** To be done **
Gather each line containing the string "성능검사" from these entries.
[START]
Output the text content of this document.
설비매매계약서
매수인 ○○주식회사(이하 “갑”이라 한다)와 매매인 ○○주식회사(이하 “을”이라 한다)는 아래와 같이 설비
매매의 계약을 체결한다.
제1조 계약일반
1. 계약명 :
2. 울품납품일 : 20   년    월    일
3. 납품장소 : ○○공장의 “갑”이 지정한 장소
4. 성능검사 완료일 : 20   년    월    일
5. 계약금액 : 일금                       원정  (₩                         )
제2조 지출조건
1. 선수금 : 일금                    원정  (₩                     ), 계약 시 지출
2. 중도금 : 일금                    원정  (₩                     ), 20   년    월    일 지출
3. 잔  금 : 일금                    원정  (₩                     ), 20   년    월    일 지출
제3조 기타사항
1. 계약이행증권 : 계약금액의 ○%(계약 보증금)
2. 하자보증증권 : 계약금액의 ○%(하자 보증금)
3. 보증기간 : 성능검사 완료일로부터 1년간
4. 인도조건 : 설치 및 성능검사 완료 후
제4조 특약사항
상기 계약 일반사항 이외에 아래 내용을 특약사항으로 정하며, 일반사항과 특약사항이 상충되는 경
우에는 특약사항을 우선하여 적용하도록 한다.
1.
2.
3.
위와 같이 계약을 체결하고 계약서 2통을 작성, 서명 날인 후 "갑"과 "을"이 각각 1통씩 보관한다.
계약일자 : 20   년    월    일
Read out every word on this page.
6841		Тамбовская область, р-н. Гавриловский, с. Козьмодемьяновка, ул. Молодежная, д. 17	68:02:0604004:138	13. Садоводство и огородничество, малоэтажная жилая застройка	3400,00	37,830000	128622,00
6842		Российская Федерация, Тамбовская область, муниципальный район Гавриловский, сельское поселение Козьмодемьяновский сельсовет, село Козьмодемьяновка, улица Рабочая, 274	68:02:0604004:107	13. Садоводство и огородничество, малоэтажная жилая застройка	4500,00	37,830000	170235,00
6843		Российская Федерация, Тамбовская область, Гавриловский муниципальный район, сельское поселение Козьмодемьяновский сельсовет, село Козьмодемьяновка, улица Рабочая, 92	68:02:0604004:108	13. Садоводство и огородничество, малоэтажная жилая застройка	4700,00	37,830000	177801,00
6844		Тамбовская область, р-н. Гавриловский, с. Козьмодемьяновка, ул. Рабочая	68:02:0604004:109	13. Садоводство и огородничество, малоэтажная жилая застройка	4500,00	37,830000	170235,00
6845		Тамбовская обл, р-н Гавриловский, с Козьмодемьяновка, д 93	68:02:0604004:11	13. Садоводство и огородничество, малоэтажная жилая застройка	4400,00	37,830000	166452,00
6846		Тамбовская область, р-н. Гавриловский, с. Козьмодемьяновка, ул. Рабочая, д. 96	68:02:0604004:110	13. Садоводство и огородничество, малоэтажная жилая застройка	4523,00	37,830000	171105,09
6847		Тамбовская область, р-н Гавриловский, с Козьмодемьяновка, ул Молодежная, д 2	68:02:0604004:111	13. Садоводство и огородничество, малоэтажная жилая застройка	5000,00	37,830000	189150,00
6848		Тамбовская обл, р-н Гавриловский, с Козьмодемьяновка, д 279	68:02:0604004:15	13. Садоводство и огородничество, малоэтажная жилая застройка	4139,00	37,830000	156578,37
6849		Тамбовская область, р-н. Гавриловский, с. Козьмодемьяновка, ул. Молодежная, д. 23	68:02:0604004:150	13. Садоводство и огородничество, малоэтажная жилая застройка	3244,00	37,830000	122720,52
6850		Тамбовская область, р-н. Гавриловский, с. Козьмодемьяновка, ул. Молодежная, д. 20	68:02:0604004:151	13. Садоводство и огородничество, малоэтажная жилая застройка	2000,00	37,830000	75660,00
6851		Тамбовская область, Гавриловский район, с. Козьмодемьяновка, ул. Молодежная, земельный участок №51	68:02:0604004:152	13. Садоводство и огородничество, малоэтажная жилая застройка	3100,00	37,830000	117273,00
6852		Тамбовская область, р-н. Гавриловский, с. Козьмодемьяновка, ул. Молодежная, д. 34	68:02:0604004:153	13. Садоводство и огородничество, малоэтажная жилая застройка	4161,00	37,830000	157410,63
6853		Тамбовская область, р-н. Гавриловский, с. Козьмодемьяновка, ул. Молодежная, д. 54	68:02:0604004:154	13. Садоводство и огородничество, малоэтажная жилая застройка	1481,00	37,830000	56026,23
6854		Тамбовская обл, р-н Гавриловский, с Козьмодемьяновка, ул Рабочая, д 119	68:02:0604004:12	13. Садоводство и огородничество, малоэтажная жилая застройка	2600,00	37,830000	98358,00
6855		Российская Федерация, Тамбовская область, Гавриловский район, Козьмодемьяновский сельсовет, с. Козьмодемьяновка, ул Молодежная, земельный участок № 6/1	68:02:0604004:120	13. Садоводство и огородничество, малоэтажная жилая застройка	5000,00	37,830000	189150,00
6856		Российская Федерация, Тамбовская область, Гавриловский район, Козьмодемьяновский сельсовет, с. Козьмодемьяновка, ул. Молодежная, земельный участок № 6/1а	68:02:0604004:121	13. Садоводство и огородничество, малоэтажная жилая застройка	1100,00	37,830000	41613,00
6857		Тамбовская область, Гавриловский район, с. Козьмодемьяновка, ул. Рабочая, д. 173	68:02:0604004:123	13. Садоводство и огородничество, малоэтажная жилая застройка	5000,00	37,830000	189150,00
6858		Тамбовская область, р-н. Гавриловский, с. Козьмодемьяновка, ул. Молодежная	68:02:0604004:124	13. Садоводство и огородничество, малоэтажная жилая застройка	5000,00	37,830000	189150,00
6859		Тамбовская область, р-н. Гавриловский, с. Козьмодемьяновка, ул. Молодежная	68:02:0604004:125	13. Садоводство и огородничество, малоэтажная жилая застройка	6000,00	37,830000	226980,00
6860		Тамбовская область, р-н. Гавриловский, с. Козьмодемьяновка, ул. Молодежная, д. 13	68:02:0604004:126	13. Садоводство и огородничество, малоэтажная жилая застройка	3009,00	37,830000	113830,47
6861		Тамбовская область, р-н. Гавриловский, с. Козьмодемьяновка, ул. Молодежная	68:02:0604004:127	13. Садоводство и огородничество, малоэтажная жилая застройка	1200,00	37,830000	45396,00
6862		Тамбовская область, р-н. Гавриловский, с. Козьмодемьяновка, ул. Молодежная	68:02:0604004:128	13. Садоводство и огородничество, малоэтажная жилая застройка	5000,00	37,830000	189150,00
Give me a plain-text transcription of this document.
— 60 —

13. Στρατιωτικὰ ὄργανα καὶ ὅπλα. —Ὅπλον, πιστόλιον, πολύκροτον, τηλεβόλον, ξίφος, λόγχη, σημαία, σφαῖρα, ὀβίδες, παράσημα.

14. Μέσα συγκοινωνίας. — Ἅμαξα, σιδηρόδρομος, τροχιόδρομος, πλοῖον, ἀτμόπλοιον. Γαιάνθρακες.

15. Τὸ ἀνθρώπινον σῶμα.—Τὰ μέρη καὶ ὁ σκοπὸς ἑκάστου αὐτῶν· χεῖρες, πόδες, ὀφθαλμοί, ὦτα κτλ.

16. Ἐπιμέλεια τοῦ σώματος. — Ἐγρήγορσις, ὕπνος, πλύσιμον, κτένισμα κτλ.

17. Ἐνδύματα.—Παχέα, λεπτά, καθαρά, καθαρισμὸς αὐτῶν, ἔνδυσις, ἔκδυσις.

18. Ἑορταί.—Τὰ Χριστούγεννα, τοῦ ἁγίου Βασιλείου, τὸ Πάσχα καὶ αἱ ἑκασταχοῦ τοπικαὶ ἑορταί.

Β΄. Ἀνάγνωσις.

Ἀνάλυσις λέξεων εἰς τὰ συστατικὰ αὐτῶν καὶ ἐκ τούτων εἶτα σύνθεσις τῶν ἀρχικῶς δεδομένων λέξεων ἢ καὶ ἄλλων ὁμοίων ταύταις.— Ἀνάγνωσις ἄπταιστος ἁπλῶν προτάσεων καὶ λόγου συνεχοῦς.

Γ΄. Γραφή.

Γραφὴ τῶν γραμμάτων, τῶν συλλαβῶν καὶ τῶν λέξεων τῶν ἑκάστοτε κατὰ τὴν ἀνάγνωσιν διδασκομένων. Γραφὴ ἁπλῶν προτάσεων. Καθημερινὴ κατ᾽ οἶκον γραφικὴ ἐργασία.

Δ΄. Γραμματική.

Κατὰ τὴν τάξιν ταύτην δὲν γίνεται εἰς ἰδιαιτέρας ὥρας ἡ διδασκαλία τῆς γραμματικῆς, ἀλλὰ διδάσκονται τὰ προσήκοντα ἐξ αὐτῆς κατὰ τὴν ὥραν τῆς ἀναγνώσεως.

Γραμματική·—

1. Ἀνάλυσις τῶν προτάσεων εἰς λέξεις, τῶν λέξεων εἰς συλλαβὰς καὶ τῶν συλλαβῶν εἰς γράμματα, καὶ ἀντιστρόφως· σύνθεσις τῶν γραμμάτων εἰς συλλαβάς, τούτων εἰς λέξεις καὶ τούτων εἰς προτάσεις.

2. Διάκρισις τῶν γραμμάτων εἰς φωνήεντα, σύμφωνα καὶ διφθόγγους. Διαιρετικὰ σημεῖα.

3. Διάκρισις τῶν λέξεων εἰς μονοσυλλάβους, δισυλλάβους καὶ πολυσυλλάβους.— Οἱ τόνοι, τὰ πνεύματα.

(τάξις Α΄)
[END]
** Task answer **
4. 성능검사 완료일 : 20   년    월    일
3. 보증기간 : 성능검사 완료일로부터 1년간
4. 인도조건 : 설치 및 성능검사 완료 후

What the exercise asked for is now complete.